··· TASK MATERIAL

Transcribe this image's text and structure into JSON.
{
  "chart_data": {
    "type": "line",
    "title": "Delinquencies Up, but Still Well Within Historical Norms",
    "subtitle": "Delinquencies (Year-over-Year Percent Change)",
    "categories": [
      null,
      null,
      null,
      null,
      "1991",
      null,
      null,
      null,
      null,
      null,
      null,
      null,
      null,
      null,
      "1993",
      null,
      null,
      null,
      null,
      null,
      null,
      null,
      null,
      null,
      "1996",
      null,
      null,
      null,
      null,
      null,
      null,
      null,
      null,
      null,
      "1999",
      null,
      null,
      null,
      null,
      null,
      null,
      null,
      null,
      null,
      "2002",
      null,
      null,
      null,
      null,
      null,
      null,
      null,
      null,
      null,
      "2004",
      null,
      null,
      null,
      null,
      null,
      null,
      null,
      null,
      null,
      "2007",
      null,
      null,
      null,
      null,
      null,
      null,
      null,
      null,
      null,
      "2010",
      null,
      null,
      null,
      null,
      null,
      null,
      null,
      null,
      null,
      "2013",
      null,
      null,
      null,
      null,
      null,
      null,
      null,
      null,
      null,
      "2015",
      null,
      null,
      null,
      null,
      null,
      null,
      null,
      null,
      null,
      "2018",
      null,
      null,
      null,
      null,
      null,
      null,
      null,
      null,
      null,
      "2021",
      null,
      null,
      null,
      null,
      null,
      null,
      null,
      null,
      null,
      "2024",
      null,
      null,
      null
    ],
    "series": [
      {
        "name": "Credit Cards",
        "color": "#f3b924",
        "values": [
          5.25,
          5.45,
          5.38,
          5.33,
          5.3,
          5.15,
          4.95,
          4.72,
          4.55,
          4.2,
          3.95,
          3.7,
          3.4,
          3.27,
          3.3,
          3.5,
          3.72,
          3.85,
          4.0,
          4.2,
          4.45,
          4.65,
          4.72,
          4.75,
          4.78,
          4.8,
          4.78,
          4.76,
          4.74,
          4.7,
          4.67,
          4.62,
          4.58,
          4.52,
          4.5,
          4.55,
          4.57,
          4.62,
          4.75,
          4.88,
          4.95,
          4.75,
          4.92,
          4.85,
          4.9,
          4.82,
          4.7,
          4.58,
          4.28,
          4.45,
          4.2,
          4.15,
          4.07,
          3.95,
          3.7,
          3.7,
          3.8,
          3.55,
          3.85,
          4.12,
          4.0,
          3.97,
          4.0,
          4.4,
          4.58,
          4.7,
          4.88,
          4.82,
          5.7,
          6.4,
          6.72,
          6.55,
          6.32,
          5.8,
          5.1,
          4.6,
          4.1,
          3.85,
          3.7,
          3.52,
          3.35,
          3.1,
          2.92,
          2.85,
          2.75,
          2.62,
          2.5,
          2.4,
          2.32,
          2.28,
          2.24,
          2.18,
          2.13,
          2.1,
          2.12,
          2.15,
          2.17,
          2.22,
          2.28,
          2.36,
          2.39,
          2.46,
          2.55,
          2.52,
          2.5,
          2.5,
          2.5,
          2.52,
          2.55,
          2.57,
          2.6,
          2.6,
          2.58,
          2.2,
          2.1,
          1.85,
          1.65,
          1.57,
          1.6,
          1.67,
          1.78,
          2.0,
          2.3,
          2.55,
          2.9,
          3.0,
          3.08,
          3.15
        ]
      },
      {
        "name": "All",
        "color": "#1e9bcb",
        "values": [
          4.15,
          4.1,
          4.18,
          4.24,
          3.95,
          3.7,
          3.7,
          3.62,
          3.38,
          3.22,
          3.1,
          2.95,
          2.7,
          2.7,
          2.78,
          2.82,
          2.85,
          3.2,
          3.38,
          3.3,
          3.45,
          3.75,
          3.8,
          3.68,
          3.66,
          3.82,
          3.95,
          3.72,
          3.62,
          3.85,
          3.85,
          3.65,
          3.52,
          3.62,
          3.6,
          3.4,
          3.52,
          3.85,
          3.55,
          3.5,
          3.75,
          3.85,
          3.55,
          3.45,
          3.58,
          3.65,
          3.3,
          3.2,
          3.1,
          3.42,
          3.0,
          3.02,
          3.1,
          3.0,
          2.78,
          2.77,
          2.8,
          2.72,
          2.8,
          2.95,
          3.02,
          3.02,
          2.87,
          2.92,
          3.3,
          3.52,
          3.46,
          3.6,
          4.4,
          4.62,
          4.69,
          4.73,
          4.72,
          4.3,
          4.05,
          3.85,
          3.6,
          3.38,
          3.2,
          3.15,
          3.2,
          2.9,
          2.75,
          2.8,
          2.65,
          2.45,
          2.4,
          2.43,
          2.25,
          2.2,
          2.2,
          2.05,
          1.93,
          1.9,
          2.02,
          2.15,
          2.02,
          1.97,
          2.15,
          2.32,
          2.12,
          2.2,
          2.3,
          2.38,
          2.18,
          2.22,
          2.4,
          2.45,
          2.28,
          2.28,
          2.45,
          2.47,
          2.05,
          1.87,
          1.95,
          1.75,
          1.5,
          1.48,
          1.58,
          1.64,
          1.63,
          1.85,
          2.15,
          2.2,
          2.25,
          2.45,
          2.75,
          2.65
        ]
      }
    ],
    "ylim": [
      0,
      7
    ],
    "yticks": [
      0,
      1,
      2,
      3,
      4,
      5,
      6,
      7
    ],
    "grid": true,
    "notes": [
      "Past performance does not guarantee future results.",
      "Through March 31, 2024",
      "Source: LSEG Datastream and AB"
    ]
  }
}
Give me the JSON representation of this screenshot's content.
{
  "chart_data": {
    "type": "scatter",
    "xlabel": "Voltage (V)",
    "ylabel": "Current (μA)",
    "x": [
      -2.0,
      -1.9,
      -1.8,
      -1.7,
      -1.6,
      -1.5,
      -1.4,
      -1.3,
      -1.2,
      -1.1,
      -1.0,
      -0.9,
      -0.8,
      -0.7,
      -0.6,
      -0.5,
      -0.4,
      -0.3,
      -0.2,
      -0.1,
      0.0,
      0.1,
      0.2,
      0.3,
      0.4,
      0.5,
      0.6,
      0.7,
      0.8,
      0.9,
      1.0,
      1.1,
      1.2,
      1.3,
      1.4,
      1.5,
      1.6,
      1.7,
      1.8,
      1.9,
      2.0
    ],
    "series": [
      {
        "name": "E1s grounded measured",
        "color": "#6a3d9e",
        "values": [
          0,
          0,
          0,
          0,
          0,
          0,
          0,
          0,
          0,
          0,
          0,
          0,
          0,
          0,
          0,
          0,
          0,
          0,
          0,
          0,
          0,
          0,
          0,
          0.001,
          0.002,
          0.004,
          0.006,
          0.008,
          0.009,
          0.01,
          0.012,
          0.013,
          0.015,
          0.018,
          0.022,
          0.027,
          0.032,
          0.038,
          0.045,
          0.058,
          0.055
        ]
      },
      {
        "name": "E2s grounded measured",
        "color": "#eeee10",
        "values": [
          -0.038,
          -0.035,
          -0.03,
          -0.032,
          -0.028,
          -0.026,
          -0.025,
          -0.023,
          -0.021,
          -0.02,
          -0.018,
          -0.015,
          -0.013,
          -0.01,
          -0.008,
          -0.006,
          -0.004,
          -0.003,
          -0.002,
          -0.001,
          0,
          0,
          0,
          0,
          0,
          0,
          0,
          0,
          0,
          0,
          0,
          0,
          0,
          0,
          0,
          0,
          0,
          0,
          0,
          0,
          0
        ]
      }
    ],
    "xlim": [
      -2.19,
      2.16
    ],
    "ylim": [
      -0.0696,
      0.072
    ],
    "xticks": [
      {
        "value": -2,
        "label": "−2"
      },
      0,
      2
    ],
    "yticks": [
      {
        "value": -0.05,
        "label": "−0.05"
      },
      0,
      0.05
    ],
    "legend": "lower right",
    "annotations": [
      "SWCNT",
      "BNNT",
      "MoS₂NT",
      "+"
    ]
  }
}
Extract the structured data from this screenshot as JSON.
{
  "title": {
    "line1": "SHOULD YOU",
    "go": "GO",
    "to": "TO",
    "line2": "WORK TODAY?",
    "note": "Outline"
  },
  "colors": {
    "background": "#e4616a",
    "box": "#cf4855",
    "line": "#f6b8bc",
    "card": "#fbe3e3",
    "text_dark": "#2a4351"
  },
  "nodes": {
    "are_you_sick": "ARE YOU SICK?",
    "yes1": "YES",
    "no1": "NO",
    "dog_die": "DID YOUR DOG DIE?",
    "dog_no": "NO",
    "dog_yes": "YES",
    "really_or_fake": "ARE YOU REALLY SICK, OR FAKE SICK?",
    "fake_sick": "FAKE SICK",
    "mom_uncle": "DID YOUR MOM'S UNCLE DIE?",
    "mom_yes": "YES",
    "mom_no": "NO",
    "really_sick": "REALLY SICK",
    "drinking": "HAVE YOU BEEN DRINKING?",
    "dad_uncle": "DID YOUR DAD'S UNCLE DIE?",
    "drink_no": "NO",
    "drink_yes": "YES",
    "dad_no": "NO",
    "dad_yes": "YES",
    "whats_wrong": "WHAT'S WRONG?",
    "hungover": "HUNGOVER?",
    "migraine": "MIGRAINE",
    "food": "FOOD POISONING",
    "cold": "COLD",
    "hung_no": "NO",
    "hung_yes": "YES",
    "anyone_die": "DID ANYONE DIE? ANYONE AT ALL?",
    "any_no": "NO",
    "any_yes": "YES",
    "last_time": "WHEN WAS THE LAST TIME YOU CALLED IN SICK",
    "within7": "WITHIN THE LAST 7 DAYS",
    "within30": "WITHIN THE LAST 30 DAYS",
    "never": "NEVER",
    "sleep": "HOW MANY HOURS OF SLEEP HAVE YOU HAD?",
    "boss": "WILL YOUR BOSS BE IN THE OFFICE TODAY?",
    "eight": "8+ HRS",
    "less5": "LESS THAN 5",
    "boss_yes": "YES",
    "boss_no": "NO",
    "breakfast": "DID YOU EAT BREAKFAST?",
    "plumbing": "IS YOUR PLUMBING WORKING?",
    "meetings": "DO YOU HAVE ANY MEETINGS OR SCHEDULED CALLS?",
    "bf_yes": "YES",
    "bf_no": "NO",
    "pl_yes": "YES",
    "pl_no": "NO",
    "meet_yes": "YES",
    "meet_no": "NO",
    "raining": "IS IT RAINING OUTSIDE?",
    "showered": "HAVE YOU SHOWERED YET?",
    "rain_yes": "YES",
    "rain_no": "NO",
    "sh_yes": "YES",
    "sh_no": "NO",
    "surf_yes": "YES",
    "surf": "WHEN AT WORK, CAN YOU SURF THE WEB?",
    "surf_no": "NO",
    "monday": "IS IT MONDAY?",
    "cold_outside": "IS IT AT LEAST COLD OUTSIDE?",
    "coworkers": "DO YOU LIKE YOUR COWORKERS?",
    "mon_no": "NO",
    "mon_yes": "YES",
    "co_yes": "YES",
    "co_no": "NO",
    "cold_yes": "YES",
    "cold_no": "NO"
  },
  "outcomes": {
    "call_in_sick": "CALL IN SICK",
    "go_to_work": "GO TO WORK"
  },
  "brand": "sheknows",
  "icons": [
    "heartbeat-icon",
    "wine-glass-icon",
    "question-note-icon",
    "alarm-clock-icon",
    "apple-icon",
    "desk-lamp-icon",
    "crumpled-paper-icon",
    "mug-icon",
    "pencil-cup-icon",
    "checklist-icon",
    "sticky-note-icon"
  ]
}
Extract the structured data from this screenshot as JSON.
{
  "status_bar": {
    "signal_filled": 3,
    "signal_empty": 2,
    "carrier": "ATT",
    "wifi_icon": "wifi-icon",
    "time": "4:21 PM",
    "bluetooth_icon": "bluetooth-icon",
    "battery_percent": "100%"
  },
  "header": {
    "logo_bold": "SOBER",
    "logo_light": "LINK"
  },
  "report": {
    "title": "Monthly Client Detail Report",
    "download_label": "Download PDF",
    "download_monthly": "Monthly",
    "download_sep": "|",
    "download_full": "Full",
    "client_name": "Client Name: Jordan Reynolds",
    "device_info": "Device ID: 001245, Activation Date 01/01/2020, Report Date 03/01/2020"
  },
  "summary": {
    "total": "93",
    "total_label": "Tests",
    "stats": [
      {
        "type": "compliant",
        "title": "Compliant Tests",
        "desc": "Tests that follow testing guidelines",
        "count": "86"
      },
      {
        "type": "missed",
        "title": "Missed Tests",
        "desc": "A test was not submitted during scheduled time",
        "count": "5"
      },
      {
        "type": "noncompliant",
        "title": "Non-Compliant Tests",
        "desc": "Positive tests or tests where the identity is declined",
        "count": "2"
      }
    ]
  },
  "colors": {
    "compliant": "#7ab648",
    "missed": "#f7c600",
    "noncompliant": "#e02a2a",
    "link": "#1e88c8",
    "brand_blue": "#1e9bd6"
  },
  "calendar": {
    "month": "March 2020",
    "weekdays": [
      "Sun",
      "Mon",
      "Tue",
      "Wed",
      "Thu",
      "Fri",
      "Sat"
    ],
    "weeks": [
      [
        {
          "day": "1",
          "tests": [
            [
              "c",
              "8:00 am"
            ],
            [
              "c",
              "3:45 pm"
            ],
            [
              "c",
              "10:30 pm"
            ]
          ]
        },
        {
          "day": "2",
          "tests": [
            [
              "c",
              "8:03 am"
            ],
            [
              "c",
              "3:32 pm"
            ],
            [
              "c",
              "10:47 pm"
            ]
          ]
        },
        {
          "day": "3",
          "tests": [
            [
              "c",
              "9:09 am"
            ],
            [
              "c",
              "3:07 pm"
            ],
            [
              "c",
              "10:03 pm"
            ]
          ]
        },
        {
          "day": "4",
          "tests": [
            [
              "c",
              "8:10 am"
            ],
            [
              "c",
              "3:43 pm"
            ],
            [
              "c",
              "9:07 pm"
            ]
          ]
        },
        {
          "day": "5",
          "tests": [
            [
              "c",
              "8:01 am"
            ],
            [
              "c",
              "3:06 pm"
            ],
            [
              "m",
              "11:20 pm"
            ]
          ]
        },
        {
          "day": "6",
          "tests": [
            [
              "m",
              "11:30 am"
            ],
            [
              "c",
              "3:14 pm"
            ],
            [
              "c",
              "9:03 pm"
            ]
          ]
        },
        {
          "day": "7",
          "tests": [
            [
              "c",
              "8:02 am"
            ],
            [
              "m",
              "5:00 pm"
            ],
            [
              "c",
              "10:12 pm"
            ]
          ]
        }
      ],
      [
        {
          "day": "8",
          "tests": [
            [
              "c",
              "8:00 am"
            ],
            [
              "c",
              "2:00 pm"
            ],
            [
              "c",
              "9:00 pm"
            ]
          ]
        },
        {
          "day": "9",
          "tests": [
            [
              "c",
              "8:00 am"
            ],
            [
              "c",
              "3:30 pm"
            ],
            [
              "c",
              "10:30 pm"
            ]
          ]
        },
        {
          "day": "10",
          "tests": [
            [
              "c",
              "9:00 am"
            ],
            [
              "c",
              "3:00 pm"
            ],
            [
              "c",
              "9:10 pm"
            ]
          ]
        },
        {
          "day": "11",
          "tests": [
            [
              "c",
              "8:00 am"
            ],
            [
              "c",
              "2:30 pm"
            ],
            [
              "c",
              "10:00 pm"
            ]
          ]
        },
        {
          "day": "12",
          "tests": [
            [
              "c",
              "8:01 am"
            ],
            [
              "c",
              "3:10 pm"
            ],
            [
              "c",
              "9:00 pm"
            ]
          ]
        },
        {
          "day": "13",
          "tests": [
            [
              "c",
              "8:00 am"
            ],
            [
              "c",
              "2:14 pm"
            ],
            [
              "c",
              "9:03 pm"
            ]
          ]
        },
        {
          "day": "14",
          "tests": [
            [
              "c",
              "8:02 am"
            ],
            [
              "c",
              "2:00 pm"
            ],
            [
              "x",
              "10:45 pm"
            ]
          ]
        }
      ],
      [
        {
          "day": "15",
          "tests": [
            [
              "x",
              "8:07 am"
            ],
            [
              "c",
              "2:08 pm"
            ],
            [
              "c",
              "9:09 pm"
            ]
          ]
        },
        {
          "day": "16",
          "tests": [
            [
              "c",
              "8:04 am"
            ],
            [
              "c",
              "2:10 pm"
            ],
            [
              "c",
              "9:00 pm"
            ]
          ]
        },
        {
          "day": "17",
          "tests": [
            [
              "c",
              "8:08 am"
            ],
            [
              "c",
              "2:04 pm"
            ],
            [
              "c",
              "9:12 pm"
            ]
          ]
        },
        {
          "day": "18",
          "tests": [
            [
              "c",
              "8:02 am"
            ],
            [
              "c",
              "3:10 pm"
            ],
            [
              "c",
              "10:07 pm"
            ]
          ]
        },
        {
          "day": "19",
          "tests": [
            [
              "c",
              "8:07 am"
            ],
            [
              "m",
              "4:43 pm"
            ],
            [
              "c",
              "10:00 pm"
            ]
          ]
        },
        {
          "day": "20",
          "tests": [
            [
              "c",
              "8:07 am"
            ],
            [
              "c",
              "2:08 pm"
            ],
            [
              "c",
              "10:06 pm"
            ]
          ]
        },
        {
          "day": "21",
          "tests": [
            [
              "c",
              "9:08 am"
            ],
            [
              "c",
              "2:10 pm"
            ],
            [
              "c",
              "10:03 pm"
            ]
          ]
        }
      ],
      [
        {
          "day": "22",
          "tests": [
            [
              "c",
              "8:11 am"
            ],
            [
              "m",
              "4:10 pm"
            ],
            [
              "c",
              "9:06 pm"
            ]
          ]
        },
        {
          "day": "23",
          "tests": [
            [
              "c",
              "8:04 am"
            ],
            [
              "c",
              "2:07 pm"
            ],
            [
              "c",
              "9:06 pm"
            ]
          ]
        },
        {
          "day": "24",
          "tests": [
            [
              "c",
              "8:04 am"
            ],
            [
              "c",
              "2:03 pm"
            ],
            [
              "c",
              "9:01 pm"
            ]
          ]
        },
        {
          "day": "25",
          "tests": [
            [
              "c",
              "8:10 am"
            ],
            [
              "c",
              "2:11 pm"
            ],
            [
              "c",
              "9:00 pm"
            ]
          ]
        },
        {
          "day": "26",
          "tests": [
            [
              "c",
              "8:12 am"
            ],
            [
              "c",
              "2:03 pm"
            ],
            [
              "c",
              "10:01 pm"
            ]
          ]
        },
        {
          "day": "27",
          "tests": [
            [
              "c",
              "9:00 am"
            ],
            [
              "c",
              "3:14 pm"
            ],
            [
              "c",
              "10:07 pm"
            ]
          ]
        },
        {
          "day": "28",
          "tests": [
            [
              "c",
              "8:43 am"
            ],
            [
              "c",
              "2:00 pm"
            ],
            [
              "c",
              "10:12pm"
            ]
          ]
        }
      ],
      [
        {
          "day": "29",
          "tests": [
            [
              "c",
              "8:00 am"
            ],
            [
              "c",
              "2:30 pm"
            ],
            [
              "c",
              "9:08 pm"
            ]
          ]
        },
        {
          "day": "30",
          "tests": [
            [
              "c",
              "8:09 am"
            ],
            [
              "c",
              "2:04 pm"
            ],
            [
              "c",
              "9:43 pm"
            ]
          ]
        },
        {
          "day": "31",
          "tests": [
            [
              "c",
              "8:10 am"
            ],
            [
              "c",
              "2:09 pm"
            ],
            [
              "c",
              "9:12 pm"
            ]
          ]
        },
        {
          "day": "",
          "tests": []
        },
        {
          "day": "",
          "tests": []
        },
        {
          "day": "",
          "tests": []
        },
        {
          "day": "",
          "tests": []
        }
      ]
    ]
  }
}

······

- _DESCRIPTION OF THE TASK_: What is the number of lines in the data holding the word "this"? Reply with that number only.

- _TASK SOLUTION_: 4